- [Provided information]
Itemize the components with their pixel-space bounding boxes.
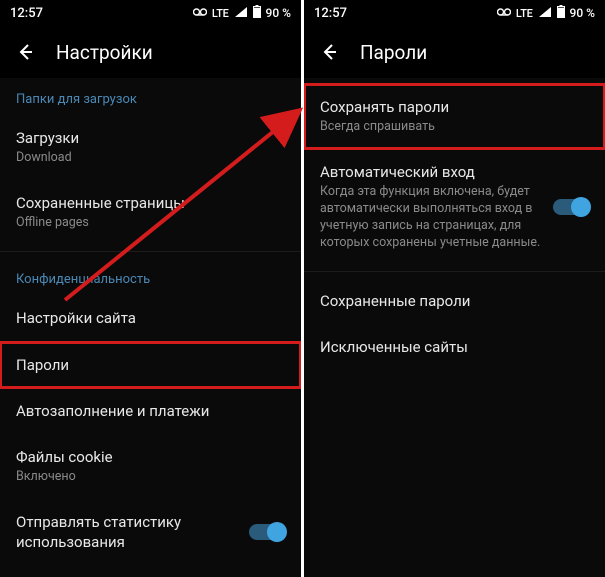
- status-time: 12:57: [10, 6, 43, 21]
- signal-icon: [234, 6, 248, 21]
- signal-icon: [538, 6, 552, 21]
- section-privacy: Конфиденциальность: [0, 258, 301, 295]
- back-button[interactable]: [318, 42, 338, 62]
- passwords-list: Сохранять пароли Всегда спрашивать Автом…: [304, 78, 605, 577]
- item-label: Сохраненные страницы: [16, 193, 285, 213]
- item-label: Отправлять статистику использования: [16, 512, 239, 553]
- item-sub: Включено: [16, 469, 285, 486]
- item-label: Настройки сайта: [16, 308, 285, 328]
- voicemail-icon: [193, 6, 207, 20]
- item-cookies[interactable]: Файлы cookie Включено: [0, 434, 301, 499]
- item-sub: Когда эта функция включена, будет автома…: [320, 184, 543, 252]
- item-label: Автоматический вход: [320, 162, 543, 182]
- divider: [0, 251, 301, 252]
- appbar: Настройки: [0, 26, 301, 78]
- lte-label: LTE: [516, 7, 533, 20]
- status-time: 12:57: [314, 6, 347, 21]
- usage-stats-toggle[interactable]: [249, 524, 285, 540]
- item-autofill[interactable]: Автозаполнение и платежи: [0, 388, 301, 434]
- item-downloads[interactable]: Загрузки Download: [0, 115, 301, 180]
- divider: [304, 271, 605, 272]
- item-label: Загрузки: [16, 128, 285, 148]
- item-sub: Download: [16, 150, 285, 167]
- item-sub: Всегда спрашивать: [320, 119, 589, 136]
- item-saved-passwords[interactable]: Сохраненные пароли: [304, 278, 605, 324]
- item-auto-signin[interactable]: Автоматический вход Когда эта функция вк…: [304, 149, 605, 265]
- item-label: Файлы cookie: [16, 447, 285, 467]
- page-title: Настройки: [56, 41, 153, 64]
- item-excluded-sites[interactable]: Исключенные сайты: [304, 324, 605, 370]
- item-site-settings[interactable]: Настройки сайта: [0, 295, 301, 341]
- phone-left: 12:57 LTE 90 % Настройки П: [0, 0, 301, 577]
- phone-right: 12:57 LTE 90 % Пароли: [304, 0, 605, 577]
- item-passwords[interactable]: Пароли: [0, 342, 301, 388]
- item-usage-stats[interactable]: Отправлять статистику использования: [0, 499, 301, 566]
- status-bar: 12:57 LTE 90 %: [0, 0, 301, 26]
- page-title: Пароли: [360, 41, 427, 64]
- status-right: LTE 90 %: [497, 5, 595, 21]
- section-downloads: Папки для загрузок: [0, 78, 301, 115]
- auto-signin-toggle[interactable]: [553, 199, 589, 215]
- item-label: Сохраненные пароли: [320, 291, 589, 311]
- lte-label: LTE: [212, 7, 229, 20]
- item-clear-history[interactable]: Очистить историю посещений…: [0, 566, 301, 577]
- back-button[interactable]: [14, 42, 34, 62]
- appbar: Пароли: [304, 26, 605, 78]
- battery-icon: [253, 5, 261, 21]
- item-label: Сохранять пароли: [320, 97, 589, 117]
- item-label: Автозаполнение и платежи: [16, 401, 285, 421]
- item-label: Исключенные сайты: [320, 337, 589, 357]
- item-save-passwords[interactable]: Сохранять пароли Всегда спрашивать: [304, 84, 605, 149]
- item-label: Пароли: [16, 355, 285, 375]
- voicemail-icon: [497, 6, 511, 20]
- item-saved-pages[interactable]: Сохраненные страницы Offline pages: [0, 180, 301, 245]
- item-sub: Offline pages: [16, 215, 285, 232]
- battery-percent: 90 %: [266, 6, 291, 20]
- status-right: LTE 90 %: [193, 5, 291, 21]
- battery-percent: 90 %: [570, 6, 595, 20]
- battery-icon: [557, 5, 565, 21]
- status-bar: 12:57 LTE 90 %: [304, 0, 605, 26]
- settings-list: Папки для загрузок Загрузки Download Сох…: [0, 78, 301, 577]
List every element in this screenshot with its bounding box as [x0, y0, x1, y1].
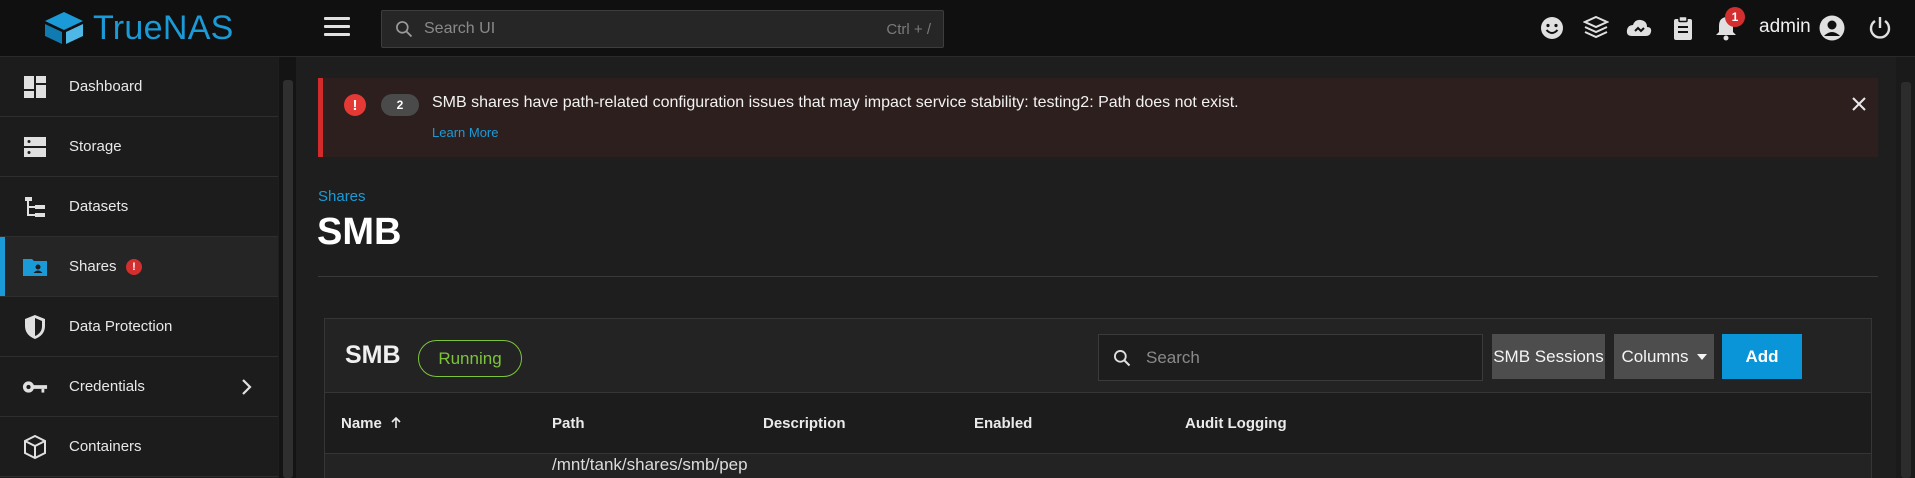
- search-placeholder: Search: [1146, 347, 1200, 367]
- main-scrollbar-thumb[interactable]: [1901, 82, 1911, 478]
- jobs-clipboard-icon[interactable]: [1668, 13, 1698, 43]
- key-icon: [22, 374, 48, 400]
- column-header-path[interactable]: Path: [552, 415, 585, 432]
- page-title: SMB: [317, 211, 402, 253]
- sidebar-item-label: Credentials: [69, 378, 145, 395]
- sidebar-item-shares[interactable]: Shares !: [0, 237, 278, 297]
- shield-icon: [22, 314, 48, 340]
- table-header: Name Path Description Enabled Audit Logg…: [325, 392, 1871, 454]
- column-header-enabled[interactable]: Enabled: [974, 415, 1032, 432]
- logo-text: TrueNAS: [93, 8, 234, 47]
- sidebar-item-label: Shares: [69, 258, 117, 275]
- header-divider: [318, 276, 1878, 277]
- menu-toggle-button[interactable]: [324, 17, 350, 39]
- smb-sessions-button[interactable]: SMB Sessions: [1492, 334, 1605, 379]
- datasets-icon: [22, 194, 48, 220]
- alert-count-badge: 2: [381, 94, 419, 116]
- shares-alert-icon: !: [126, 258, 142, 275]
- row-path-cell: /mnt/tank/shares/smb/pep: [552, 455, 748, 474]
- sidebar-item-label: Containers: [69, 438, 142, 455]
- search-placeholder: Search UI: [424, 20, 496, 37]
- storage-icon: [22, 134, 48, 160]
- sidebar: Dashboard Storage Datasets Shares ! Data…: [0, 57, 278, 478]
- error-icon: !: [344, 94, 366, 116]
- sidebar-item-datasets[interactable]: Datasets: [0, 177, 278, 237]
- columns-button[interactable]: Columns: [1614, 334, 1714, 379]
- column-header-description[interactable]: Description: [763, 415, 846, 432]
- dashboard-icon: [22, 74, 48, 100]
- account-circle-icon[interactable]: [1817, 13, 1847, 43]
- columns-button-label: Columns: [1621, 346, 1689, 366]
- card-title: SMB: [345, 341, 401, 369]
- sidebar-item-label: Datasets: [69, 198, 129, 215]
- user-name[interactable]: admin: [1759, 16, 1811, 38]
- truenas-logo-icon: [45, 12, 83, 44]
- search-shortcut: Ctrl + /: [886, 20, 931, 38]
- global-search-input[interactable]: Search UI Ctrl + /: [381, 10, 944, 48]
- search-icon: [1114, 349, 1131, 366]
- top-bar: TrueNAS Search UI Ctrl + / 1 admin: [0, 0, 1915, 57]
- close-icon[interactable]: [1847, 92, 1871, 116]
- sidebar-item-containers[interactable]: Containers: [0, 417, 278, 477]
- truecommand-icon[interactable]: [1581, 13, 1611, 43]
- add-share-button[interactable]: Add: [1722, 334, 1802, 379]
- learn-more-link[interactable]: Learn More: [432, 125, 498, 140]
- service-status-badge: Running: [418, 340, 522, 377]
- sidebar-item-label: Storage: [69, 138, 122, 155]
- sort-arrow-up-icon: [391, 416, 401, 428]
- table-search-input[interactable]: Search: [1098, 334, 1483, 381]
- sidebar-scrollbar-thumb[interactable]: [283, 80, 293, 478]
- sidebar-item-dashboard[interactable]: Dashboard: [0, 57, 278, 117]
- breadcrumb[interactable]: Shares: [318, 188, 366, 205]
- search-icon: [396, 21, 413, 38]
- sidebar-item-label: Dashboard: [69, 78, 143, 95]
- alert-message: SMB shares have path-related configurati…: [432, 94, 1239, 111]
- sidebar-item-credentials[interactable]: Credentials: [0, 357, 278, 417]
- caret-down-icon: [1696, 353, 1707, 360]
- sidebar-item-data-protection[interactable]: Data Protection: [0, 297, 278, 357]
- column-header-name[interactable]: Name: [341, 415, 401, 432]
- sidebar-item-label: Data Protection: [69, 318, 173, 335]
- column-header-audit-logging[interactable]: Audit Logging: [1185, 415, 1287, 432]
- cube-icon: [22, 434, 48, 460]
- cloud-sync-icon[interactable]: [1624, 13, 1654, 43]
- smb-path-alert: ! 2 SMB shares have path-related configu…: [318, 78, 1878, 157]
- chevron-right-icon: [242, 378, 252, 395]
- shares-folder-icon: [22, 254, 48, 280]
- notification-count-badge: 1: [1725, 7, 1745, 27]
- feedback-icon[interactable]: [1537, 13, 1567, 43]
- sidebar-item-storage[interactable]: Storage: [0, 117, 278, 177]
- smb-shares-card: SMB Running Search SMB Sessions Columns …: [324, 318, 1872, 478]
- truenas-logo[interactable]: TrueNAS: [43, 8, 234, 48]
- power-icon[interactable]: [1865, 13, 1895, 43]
==
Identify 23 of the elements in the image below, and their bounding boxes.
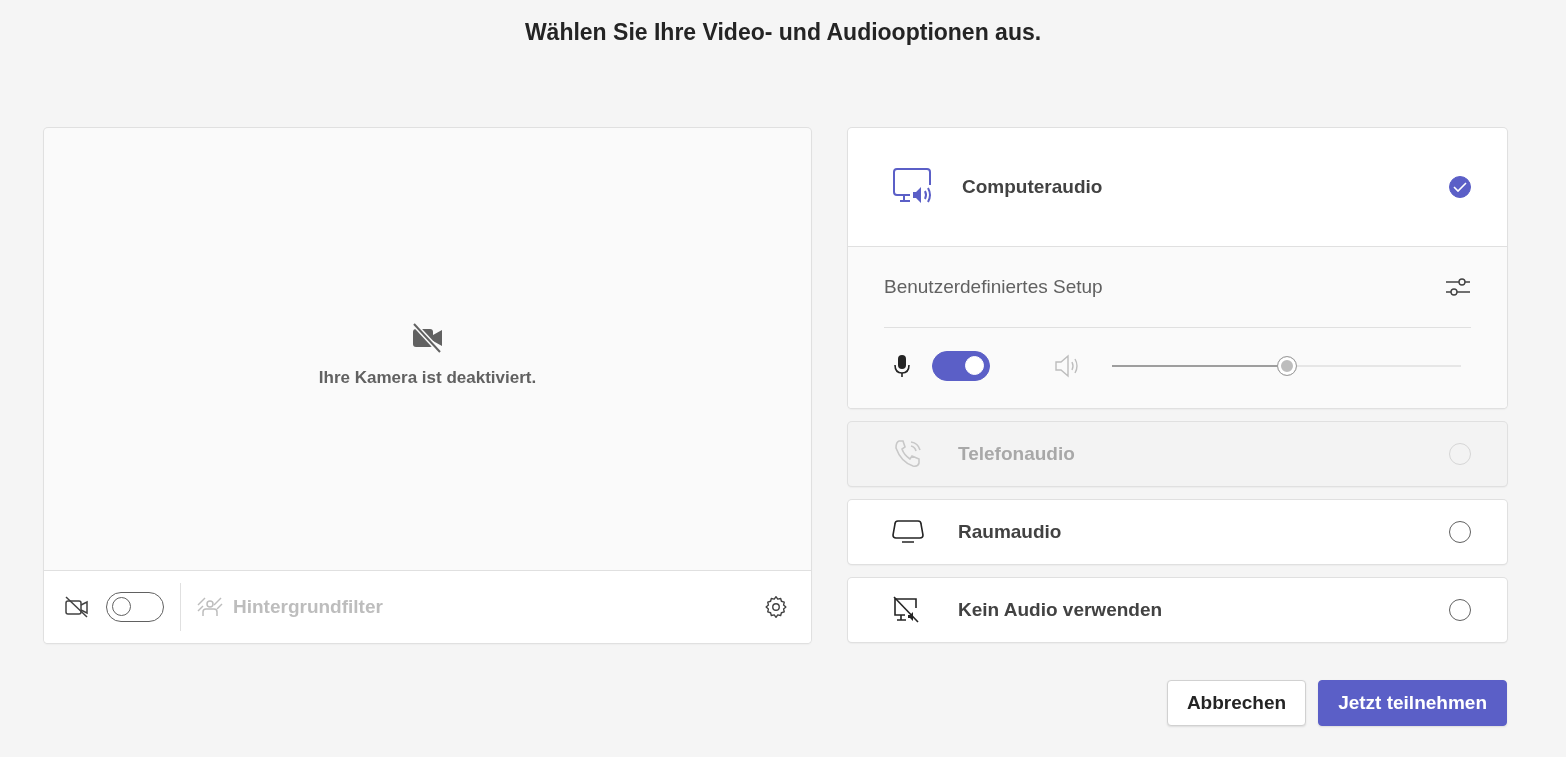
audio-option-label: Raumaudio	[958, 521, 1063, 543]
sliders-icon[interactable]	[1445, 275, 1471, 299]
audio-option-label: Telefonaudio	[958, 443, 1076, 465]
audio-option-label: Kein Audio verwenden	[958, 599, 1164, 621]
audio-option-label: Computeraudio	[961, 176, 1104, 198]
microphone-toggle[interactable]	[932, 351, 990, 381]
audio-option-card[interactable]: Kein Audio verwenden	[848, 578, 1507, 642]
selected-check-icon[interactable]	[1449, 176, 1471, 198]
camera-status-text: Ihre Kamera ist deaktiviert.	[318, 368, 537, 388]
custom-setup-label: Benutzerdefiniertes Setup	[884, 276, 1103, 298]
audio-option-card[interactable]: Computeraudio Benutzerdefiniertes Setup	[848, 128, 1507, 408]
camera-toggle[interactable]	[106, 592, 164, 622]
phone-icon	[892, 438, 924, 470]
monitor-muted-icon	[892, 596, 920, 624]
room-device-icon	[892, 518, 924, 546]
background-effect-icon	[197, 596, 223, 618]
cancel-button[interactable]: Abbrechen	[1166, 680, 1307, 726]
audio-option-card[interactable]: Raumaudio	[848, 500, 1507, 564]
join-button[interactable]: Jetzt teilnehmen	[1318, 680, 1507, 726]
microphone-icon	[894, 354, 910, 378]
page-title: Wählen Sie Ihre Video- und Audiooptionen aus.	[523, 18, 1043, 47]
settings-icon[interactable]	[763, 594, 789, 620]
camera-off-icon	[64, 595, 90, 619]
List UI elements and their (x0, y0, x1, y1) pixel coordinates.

- [Task goal] Put the lines from the line with "- search-placeholder: Search: [1146, 347, 1200, 367]" to the line with "- columns-button[interactable]: Columns: [1614, 334, 1714, 379]", both included, into a Markdown table with the columns Row and Line. Number each row, and leave out any blank lines.

- [Exercise result]
| Row | Line |
|---|---|
| 1 | - search-placeholder: Search: [1146, 347, 1200, 367] |
| 2 | - main-scrollbar-thumb[interactable]: [1901, 82, 1911, 478] |
| 3 | - jobs-clipboard-icon[interactable]: [1668, 13, 1698, 43] |
| 4 | - key-icon: [22, 374, 48, 400] |
| 5 | - column-header-path[interactable]: Path: [552, 415, 585, 432] |
| 6 | - page-title: SMB: [317, 211, 402, 253] |
| 7 | - sidebar-item-label: Credentials: [69, 378, 145, 395] |
| 8 | - sidebar-item-shares[interactable]: Shares !: [0, 237, 278, 297] |
| 9 | - shield-icon: [22, 314, 48, 340] |
| 10 | - table-header: Name Path Description Enabled Audit Logg…: [325, 392, 1871, 454] |
| 11 | - column-header-enabled[interactable]: Enabled: [974, 415, 1032, 432] |
| 12 | - logo-text: TrueNAS: [93, 8, 234, 47] |
| 13 | - sidebar-item-label: Shares: [69, 258, 117, 275] |
| 14 | - header-divider: [318, 276, 1878, 277] |
| 15 | - menu-toggle-button[interactable]: [324, 17, 350, 39] |
| 16 | - smb-sessions-button[interactable]: SMB Sessions: [1492, 334, 1605, 379] |
| 17 | - datasets-icon: [22, 194, 48, 220] |
| 18 | - alert-count-badge: 2: [381, 94, 419, 116] |
| 19 | - shares-alert-icon: !: [126, 258, 142, 275] |
| 20 | - row-path-cell: /mnt/tank/shares/smb/pep: [552, 455, 748, 474] |
| 21 | - sidebar-item-label: Containers: [69, 438, 142, 455] |
| 22 | - search-placeholder: Search UI: [424, 20, 496, 37] |
| 23 | - storage-icon: [22, 134, 48, 160] |
| 24 | - sidebar: Dashboard Storage Datasets Shares ! Data…: [0, 57, 278, 478] |
| 25 | - error-icon: !: [344, 94, 366, 116] |
| 26 | - sidebar-item-datasets[interactable]: Datasets: [0, 177, 278, 237] |
| 27 | - columns-button[interactable]: Columns: [1614, 334, 1714, 379] |